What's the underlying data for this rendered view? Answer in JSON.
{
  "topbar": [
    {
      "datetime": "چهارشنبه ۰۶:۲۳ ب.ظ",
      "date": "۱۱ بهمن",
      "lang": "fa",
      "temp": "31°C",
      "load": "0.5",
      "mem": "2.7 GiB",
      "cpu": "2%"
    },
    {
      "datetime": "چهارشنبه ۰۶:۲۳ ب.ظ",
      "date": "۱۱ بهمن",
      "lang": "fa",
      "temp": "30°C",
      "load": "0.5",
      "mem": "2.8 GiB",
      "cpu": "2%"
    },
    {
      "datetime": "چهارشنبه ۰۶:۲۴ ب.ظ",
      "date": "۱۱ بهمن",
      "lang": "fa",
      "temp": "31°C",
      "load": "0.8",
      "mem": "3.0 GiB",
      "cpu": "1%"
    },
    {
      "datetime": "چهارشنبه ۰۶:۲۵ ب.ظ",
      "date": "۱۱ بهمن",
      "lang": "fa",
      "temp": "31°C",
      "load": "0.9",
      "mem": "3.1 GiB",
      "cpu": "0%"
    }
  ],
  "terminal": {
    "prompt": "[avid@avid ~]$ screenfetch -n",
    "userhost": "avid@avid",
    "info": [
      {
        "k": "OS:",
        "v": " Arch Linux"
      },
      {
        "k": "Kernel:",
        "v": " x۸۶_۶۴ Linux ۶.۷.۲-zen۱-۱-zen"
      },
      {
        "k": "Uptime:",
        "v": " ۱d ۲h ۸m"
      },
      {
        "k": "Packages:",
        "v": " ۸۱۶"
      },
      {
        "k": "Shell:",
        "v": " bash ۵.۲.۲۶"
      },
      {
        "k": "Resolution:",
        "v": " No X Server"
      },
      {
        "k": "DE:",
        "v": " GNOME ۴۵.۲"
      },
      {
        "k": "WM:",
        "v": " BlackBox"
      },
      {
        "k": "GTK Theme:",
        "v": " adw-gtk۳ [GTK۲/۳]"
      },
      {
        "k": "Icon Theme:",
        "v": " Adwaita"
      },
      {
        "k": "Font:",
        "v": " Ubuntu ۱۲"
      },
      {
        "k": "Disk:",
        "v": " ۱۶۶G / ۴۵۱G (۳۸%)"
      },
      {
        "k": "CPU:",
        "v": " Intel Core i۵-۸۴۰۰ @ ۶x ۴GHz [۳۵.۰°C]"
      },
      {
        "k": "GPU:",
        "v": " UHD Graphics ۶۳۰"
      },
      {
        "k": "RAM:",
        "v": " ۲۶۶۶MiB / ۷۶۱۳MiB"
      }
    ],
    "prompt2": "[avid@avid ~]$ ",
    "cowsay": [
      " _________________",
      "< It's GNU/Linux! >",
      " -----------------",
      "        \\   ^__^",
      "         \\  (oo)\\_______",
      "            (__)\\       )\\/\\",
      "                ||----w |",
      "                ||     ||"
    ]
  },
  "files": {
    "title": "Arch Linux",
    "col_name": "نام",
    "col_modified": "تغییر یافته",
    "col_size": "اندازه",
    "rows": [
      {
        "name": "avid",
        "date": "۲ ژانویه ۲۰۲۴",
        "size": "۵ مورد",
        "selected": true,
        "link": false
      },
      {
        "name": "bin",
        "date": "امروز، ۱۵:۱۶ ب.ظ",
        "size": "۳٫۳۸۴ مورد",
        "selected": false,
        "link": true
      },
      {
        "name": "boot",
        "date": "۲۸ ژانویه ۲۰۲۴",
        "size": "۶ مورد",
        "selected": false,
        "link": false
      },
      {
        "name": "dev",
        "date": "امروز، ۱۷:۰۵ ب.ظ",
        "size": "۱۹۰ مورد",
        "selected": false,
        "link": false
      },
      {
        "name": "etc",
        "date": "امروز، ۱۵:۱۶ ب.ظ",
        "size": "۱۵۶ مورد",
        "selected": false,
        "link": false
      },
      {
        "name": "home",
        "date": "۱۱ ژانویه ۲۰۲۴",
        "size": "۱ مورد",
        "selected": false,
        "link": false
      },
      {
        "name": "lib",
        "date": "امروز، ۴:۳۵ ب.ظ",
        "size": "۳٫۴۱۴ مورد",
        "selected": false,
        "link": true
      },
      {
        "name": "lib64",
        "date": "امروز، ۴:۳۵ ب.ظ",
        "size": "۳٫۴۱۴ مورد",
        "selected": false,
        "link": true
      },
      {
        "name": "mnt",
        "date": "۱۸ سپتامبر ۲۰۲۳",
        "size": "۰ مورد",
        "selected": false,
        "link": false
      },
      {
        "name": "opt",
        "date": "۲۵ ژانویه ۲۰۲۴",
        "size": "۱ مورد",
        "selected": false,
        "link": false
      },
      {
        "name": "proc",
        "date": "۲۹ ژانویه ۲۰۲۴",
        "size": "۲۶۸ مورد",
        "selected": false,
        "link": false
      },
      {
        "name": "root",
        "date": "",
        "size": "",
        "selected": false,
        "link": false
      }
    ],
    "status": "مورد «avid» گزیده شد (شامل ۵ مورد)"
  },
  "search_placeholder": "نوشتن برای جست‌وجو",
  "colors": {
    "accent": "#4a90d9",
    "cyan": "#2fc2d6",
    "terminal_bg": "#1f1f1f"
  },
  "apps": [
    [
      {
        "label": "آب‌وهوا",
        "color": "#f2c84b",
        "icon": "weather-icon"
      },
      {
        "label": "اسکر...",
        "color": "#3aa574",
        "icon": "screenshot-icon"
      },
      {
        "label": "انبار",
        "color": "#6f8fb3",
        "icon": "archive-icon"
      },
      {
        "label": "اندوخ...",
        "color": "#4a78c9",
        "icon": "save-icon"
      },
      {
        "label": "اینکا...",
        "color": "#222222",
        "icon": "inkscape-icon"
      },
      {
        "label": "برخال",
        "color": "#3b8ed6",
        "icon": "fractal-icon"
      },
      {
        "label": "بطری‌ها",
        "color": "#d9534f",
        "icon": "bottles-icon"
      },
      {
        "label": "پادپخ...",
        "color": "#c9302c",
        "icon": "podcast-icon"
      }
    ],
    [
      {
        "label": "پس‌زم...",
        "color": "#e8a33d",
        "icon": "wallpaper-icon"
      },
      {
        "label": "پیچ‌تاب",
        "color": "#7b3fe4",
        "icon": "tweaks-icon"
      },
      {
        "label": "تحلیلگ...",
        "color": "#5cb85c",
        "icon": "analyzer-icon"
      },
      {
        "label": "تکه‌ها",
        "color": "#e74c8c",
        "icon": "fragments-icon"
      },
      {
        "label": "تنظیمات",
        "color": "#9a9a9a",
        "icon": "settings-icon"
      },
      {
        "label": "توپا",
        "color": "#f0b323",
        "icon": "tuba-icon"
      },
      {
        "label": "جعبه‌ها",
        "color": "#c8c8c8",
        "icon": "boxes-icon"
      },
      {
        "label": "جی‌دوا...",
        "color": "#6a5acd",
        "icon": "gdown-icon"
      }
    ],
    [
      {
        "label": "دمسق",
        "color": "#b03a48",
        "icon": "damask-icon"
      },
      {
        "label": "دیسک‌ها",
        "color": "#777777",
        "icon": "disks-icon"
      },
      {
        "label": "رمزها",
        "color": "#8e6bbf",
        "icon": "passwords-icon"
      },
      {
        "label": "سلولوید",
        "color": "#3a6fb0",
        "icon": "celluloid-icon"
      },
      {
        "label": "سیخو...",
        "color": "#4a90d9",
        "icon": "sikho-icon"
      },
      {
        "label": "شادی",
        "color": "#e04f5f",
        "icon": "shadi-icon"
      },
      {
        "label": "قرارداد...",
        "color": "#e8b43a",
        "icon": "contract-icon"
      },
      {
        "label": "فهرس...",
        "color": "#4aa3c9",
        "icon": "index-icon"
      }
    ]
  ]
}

> Exercise prompt: Look through the records and gather each line with the word "مورد".

> Exercise solution:
        "size": "۵ مورد",
        "size": "۳٫۳۸۴ مورد",
        "size": "۶ مورد",
        "size": "۱۹۰ مورد",
        "size": "۱۵۶ مورد",
        "size": "۱ مورد",
        "size": "۳٫۴۱۴ مورد",
        "size": "۳٫۴۱۴ مورد",
        "size": "۰ مورد",
        "size": "۱ مورد",
        "size": "۲۶۸ مورد",
    "status": "مورد «avid» گزیده شد (شامل ۵ مورد)"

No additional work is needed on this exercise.